-- SHORT TASK --
Restate the records in their entirety, word for word.
-=-=-
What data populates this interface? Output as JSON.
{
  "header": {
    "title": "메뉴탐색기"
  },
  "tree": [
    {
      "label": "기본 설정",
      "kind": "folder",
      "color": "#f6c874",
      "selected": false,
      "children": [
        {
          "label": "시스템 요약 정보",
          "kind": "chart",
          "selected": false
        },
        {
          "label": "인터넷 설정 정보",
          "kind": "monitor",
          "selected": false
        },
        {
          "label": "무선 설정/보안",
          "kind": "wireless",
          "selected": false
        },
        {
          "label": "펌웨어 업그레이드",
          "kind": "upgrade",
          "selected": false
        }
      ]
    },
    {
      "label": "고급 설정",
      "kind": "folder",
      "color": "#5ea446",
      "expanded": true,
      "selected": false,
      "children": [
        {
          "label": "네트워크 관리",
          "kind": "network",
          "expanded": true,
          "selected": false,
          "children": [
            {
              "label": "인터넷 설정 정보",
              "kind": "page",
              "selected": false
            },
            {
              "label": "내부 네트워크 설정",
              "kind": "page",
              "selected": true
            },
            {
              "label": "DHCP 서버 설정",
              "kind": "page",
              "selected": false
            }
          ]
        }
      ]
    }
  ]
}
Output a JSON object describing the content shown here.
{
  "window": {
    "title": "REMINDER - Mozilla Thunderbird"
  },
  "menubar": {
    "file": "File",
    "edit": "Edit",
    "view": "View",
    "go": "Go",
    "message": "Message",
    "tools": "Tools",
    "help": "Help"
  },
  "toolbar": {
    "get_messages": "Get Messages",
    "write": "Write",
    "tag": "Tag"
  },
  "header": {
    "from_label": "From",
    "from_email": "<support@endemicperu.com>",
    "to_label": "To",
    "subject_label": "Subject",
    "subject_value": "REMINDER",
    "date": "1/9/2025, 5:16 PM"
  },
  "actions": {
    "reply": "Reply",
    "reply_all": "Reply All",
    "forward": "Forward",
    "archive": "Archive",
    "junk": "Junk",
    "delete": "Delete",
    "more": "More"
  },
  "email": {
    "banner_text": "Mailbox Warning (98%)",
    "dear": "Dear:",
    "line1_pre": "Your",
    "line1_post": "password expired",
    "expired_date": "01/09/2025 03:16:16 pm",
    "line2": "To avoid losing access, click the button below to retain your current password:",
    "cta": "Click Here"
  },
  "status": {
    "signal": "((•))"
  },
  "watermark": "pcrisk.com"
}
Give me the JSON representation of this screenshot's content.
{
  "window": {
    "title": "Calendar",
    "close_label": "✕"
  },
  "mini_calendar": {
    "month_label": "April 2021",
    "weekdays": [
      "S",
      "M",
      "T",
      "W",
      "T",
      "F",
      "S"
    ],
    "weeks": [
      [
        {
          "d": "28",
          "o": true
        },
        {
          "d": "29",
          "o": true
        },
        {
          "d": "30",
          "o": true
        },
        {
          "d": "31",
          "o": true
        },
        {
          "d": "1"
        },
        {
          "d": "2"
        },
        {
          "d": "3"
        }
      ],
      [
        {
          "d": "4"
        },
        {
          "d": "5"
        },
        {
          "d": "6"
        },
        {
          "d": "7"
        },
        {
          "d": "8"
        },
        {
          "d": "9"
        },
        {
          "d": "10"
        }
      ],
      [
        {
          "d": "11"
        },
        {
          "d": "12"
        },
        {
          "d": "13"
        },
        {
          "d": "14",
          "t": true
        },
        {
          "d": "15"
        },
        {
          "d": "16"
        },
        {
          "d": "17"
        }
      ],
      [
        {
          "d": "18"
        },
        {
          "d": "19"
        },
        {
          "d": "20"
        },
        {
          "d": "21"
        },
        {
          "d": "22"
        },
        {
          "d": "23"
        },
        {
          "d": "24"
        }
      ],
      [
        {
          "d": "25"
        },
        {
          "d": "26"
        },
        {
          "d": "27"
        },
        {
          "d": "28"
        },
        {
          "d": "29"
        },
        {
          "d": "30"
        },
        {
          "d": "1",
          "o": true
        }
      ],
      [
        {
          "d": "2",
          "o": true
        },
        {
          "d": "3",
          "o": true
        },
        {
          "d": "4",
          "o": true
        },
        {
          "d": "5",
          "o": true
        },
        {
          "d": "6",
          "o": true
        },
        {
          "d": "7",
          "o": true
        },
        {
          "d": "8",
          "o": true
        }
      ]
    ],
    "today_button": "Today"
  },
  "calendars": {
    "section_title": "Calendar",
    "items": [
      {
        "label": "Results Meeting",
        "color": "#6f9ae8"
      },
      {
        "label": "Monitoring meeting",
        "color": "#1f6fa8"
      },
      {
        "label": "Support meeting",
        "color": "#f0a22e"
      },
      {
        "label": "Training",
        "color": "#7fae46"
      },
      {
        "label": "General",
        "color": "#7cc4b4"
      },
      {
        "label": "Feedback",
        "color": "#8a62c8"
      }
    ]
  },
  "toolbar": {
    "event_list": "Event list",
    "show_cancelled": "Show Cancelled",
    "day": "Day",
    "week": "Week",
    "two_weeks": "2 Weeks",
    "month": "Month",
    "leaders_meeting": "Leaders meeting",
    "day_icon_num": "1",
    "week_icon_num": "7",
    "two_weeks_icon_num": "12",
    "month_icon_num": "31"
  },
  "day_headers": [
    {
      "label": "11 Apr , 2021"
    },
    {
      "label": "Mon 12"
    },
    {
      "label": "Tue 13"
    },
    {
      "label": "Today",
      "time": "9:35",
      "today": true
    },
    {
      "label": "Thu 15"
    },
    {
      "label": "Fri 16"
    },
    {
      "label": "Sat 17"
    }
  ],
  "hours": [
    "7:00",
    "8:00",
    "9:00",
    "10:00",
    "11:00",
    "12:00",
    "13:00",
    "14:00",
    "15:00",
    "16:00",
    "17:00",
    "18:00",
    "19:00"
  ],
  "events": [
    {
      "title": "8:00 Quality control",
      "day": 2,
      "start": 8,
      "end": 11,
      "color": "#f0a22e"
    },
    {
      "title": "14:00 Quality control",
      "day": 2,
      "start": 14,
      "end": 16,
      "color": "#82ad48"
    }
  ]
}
-=-=-
-- ANSWER FOR THE TASK --
What data populates this interface? Output as JSON.
{
  "header": {
    "title": "메뉴탐색기"
  },
  "tree": [
    {
      "label": "기본 설정",
      "kind": "folder",
      "color": "#f6c874",
      "selected": false,
      "children": [
        {
          "label": "시스템 요약 정보",
          "kind": "chart",
          "selected": false
        },
        {
          "label": "인터넷 설정 정보",
          "kind": "monitor",
          "selected": false
        },
        {
          "label": "무선 설정/보안",
          "kind": "wireless",
          "selected": false
        },
        {
          "label": "펌웨어 업그레이드",
          "kind": "upgrade",
          "selected": false
        }
      ]
    },
    {
      "label": "고급 설정",
      "kind": "folder",
      "color": "#5ea446",
      "expanded": true,
      "selected": false,
      "children": [
        {
          "label": "네트워크 관리",
          "kind": "network",
          "expanded": true,
          "selected": false,
          "children": [
            {
              "label": "인터넷 설정 정보",
              "kind": "page",
              "selected": false
            },
            {
              "label": "내부 네트워크 설정",
              "kind": "page",
              "selected": true
            },
            {
              "label": "DHCP 서버 설정",
              "kind": "page",
              "selected": false
            }
          ]
        }
      ]
    }
  ]
}
Output a JSON object describing the content shown here.
{
  "window": {
    "title": "REMINDER - Mozilla Thunderbird"
  },
  "menubar": {
    "file": "File",
    "edit": "Edit",
    "view": "View",
    "go": "Go",
    "message": "Message",
    "tools": "Tools",
    "help": "Help"
  },
  "toolbar": {
    "get_messages": "Get Messages",
    "write": "Write",
    "tag": "Tag"
  },
  "header": {
    "from_label": "From",
    "from_email": "<support@endemicperu.com>",
    "to_label": "To",
    "subject_label": "Subject",
    "subject_value": "REMINDER",
    "date": "1/9/2025, 5:16 PM"
  },
  "actions": {
    "reply": "Reply",
    "reply_all": "Reply All",
    "forward": "Forward",
    "archive": "Archive",
    "junk": "Junk",
    "delete": "Delete",
    "more": "More"
  },
  "email": {
    "banner_text": "Mailbox Warning (98%)",
    "dear": "Dear:",
    "line1_pre": "Your",
    "line1_post": "password expired",
    "expired_date": "01/09/2025 03:16:16 pm",
    "line2": "To avoid losing access, click the button below to retain your current password:",
    "cta": "Click Here"
  },
  "status": {
    "signal": "((•))"
  },
  "watermark": "pcrisk.com"
}
Give me the JSON representation of this screenshot's content.
{
  "window": {
    "title": "Calendar",
    "close_label": "✕"
  },
  "mini_calendar": {
    "month_label": "April 2021",
    "weekdays": [
      "S",
      "M",
      "T",
      "W",
      "T",
      "F",
      "S"
    ],
    "weeks": [
      [
        {
          "d": "28",
          "o": true
        },
        {
          "d": "29",
          "o": true
        },
        {
          "d": "30",
          "o": true
        },
        {
          "d": "31",
          "o": true
        },
        {
          "d": "1"
        },
        {
          "d": "2"
        },
        {
          "d": "3"
        }
      ],
      [
        {
          "d": "4"
        },
        {
          "d": "5"
        },
        {
          "d": "6"
        },
        {
          "d": "7"
        },
        {
          "d": "8"
        },
        {
          "d": "9"
        },
        {
          "d": "10"
        }
      ],
      [
        {
          "d": "11"
        },
        {
          "d": "12"
        },
        {
          "d": "13"
        },
        {
          "d": "14",
          "t": true
        },
        {
          "d": "15"
        },
        {
          "d": "16"
        },
        {
          "d": "17"
        }
      ],
      [
        {
          "d": "18"
        },
        {
          "d": "19"
        },
        {
          "d": "20"
        },
        {
          "d": "21"
        },
        {
          "d": "22"
        },
        {
          "d": "23"
        },
        {
          "d": "24"
        }
      ],
      [
        {
          "d": "25"
        },
        {
          "d": "26"
        },
        {
          "d": "27"
        },
        {
          "d": "28"
        },
        {
          "d": "29"
        },
        {
          "d": "30"
        },
        {
          "d": "1",
          "o": true
        }
      ],
      [
        {
          "d": "2",
          "o": true
        },
        {
          "d": "3",
          "o": true
        },
        {
          "d": "4",
          "o": true
        },
        {
          "d": "5",
          "o": true
        },
        {
          "d": "6",
          "o": true
        },
        {
          "d": "7",
          "o": true
        },
        {
          "d": "8",
          "o": true
        }
      ]
    ],
    "today_button": "Today"
  },
  "calendars": {
    "section_title": "Calendar",
    "items": [
      {
        "label": "Results Meeting",
        "color": "#6f9ae8"
      },
      {
        "label": "Monitoring meeting",
        "color": "#1f6fa8"
      },
      {
        "label": "Support meeting",
        "color": "#f0a22e"
      },
      {
        "label": "Training",
        "color": "#7fae46"
      },
      {
        "label": "General",
        "color": "#7cc4b4"
      },
      {
        "label": "Feedback",
        "color": "#8a62c8"
      }
    ]
  },
  "toolbar": {
    "event_list": "Event list",
    "show_cancelled": "Show Cancelled",
    "day": "Day",
    "week": "Week",
    "two_weeks": "2 Weeks",
    "month": "Month",
    "leaders_meeting": "Leaders meeting",
    "day_icon_num": "1",
    "week_icon_num": "7",
    "two_weeks_icon_num": "12",
    "month_icon_num": "31"
  },
  "day_headers": [
    {
      "label": "11 Apr , 2021"
    },
    {
      "label": "Mon 12"
    },
    {
      "label": "Tue 13"
    },
    {
      "label": "Today",
      "time": "9:35",
      "today": true
    },
    {
      "label": "Thu 15"
    },
    {
      "label": "Fri 16"
    },
    {
      "label": "Sat 17"
    }
  ],
  "hours": [
    "7:00",
    "8:00",
    "9:00",
    "10:00",
    "11:00",
    "12:00",
    "13:00",
    "14:00",
    "15:00",
    "16:00",
    "17:00",
    "18:00",
    "19:00"
  ],
  "events": [
    {
      "title": "8:00 Quality control",
      "day": 2,
      "start": 8,
      "end": 11,
      "color": "#f0a22e"
    },
    {
      "title": "14:00 Quality control",
      "day": 2,
      "start": 14,
      "end": 16,
      "color": "#82ad48"
    }
  ]
}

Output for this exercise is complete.